» **TASK STATEMENT**
Pictures aside, quote the whole listing exactly.

» **EXERCISE DATA**
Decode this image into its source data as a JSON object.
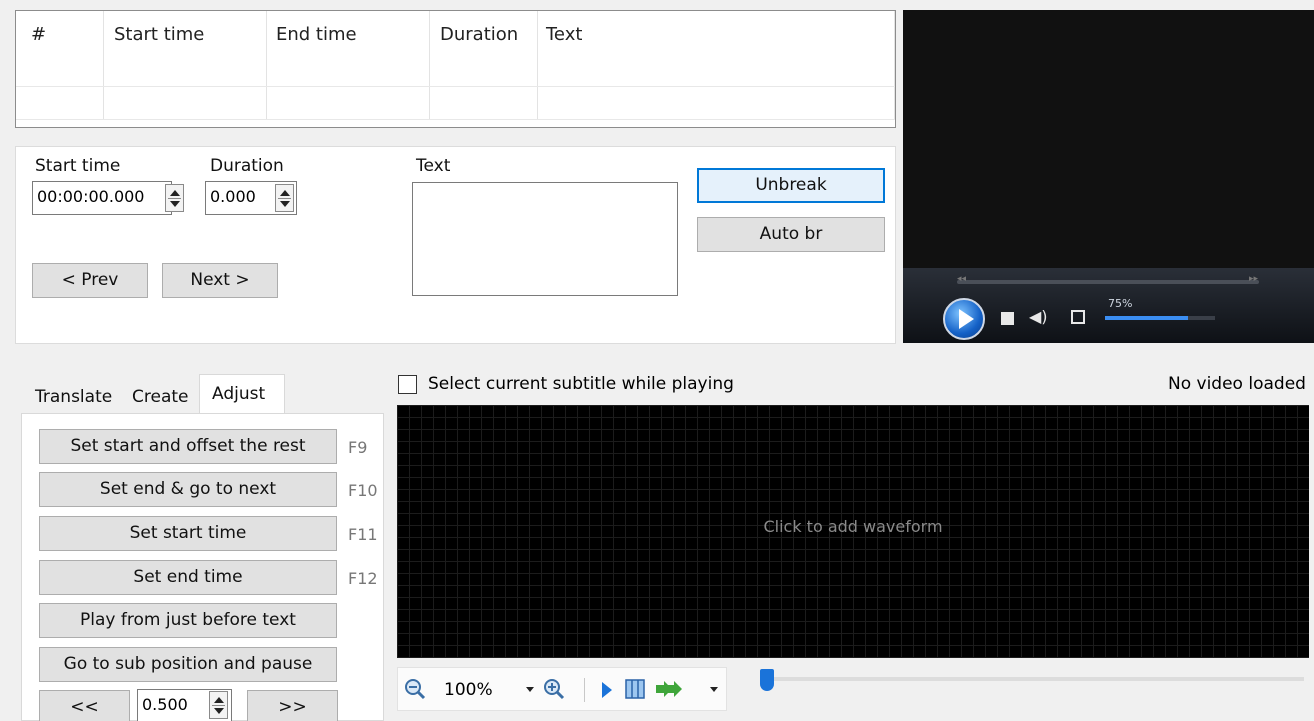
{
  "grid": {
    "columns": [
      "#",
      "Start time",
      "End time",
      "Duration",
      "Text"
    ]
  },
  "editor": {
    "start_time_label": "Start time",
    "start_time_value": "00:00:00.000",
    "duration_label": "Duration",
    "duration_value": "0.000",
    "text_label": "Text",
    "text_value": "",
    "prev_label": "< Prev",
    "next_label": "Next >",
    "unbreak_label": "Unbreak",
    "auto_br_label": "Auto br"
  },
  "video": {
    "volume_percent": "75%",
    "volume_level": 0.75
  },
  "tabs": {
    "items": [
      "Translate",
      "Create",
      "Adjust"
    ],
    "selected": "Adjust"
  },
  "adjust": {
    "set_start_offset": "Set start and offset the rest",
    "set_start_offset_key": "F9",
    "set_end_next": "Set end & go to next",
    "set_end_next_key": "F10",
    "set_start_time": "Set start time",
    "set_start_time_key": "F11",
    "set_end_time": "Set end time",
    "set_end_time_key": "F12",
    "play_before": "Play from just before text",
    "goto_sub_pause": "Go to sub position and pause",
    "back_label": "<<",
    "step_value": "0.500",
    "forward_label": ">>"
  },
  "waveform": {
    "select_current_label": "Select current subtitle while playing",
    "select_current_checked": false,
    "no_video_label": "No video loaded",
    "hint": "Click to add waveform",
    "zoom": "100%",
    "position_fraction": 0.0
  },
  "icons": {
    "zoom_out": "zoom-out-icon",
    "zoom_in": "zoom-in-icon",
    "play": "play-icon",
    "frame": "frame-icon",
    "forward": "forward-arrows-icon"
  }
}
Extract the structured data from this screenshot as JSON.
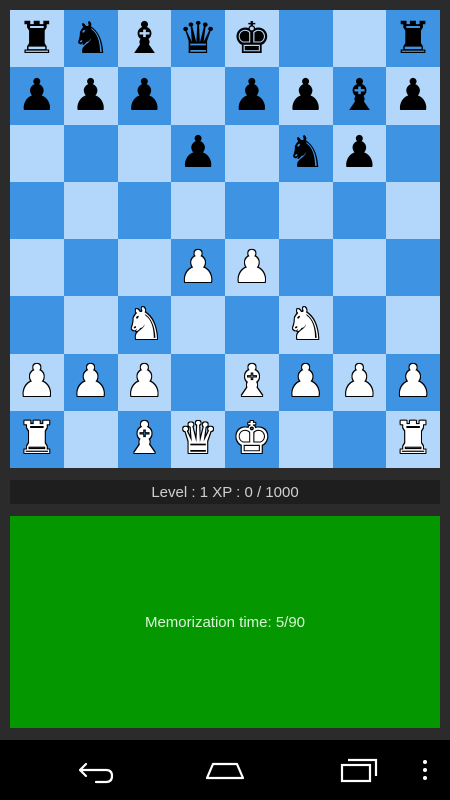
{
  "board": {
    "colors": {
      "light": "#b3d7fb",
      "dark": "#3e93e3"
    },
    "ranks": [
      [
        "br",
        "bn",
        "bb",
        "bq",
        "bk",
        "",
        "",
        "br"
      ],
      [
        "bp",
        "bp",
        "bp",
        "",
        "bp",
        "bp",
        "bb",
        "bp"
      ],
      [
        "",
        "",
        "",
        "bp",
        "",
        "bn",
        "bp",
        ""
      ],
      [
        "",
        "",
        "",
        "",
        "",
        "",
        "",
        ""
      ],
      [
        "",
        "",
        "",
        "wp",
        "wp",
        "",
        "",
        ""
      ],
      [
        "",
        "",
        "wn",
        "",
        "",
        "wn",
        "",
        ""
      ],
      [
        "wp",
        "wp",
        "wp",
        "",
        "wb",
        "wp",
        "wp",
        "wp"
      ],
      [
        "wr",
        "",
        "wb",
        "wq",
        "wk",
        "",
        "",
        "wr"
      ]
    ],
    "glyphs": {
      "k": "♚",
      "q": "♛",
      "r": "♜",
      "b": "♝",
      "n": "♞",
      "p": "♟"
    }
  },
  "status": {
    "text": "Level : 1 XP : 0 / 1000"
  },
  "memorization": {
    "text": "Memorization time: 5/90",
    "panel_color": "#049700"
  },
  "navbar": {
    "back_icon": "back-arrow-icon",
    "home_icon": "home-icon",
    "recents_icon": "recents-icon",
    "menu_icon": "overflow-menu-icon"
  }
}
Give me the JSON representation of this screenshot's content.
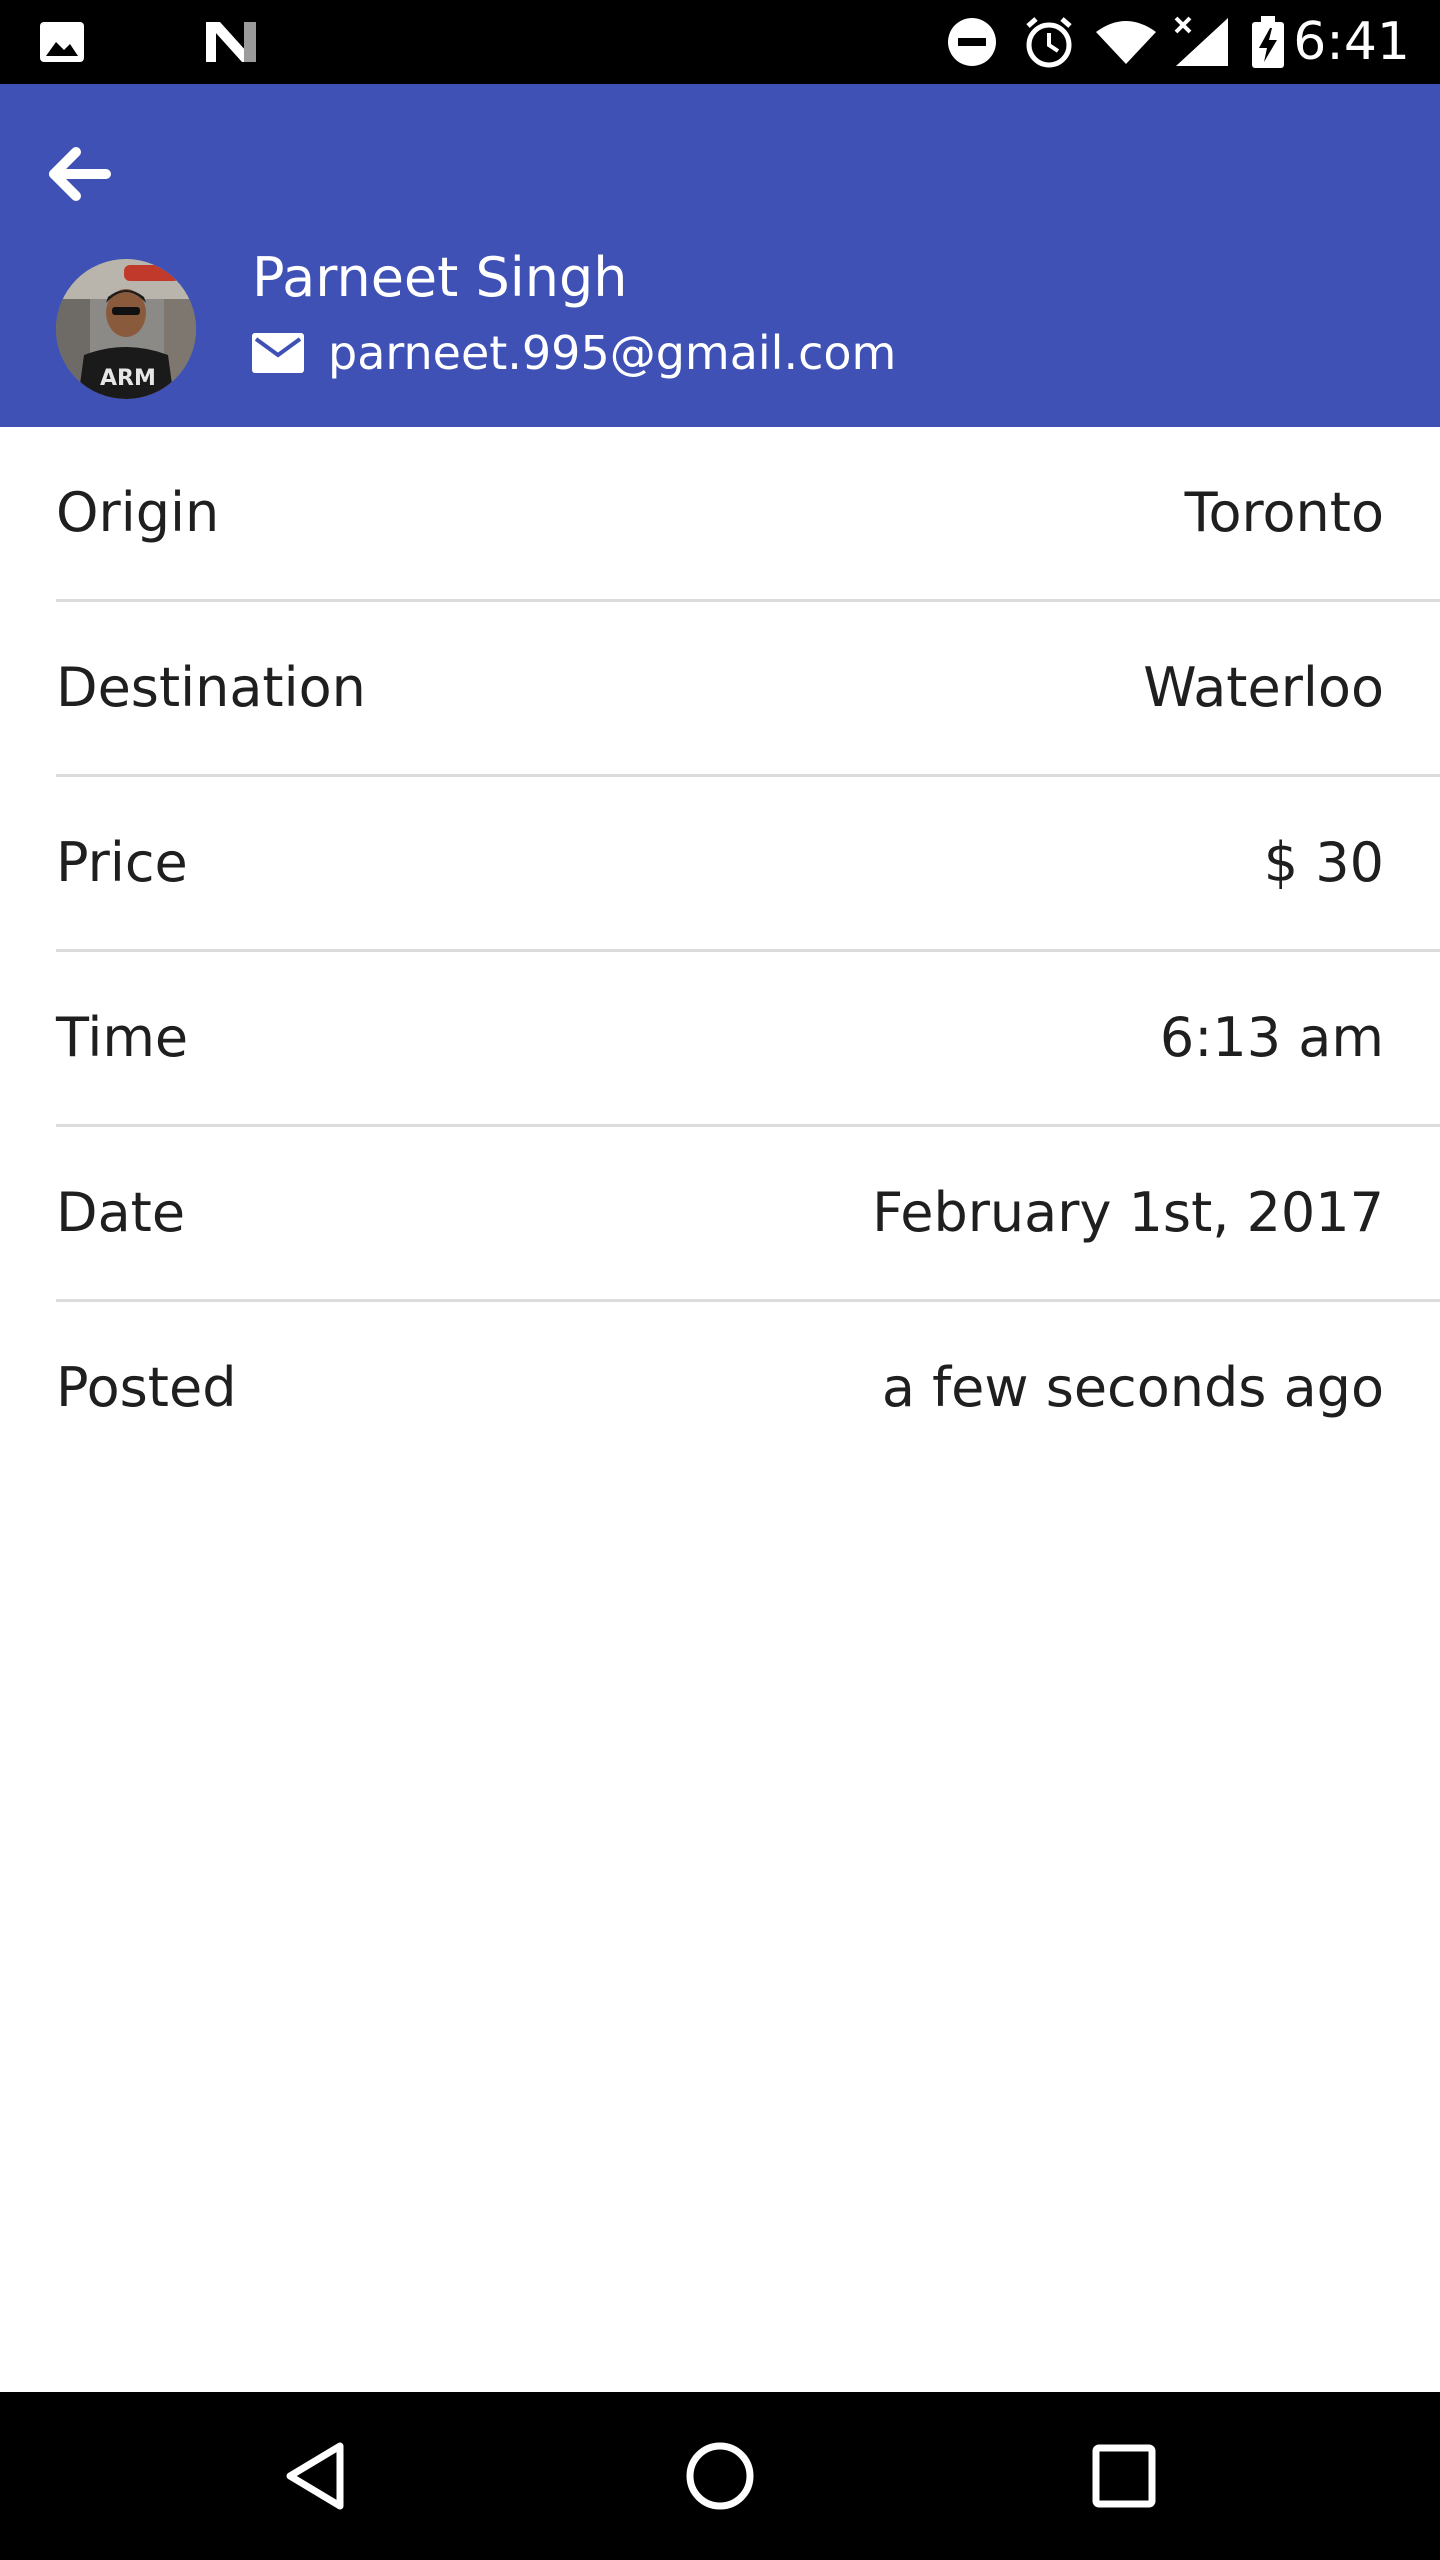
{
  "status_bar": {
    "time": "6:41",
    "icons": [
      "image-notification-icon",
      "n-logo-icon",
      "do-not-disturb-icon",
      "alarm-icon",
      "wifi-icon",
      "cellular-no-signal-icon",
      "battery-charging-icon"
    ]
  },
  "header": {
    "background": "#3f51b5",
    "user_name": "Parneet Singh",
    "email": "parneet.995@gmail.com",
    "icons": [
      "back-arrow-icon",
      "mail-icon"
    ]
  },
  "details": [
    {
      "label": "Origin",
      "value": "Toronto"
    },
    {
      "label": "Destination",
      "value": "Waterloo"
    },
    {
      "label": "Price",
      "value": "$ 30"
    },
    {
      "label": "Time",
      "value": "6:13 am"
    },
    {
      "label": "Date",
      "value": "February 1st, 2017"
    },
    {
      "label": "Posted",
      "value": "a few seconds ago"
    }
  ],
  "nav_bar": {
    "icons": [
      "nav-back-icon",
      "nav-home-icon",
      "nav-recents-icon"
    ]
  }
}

» **SOLUTION TO THIS PROBLEM**
Decode this image into its source data as a JSON object.
{
  "grid": {
    "columns": [
      "#",
      "Start time",
      "End time",
      "Duration",
      "Text"
    ]
  },
  "editor": {
    "start_time_label": "Start time",
    "start_time_value": "00:00:00.000",
    "duration_label": "Duration",
    "duration_value": "0.000",
    "text_label": "Text",
    "text_value": "",
    "prev_label": "< Prev",
    "next_label": "Next >",
    "unbreak_label": "Unbreak",
    "auto_br_label": "Auto br"
  },
  "video": {
    "volume_percent": "75%",
    "volume_level": 0.75
  },
  "tabs": {
    "items": [
      "Translate",
      "Create",
      "Adjust"
    ],
    "selected": "Adjust"
  },
  "adjust": {
    "set_start_offset": "Set start and offset the rest",
    "set_start_offset_key": "F9",
    "set_end_next": "Set end & go to next",
    "set_end_next_key": "F10",
    "set_start_time": "Set start time",
    "set_start_time_key": "F11",
    "set_end_time": "Set end time",
    "set_end_time_key": "F12",
    "play_before": "Play from just before text",
    "goto_sub_pause": "Go to sub position and pause",
    "back_label": "<<",
    "step_value": "0.500",
    "forward_label": ">>"
  },
  "waveform": {
    "select_current_label": "Select current subtitle while playing",
    "select_current_checked": false,
    "no_video_label": "No video loaded",
    "hint": "Click to add waveform",
    "zoom": "100%",
    "position_fraction": 0.0
  },
  "icons": {
    "zoom_out": "zoom-out-icon",
    "zoom_in": "zoom-in-icon",
    "play": "play-icon",
    "frame": "frame-icon",
    "forward": "forward-arrows-icon"
  }
}
Extract the structured data from this screenshot as JSON.
{
  "board": {
    "colors": {
      "light": "#b3d7fb",
      "dark": "#3e93e3"
    },
    "ranks": [
      [
        "br",
        "bn",
        "bb",
        "bq",
        "bk",
        "",
        "",
        "br"
      ],
      [
        "bp",
        "bp",
        "bp",
        "",
        "bp",
        "bp",
        "bb",
        "bp"
      ],
      [
        "",
        "",
        "",
        "bp",
        "",
        "bn",
        "bp",
        ""
      ],
      [
        "",
        "",
        "",
        "",
        "",
        "",
        "",
        ""
      ],
      [
        "",
        "",
        "",
        "wp",
        "wp",
        "",
        "",
        ""
      ],
      [
        "",
        "",
        "wn",
        "",
        "",
        "wn",
        "",
        ""
      ],
      [
        "wp",
        "wp",
        "wp",
        "",
        "wb",
        "wp",
        "wp",
        "wp"
      ],
      [
        "wr",
        "",
        "wb",
        "wq",
        "wk",
        "",
        "",
        "wr"
      ]
    ],
    "glyphs": {
      "k": "♚",
      "q": "♛",
      "r": "♜",
      "b": "♝",
      "n": "♞",
      "p": "♟"
    }
  },
  "status": {
    "text": "Level : 1 XP : 0 / 1000"
  },
  "memorization": {
    "text": "Memorization time: 5/90",
    "panel_color": "#049700"
  },
  "navbar": {
    "back_icon": "back-arrow-icon",
    "home_icon": "home-icon",
    "recents_icon": "recents-icon",
    "menu_icon": "overflow-menu-icon"
  }
}
Give me the JSON representation of this screenshot's content.
{
  "status_bar": {
    "time": "6:41",
    "icons": [
      "image-notification-icon",
      "n-logo-icon",
      "do-not-disturb-icon",
      "alarm-icon",
      "wifi-icon",
      "cellular-no-signal-icon",
      "battery-charging-icon"
    ]
  },
  "header": {
    "background": "#3f51b5",
    "user_name": "Parneet Singh",
    "email": "parneet.995@gmail.com",
    "icons": [
      "back-arrow-icon",
      "mail-icon"
    ]
  },
  "details": [
    {
      "label": "Origin",
      "value": "Toronto"
    },
    {
      "label": "Destination",
      "value": "Waterloo"
    },
    {
      "label": "Price",
      "value": "$ 30"
    },
    {
      "label": "Time",
      "value": "6:13 am"
    },
    {
      "label": "Date",
      "value": "February 1st, 2017"
    },
    {
      "label": "Posted",
      "value": "a few seconds ago"
    }
  ],
  "nav_bar": {
    "icons": [
      "nav-back-icon",
      "nav-home-icon",
      "nav-recents-icon"
    ]
  }
}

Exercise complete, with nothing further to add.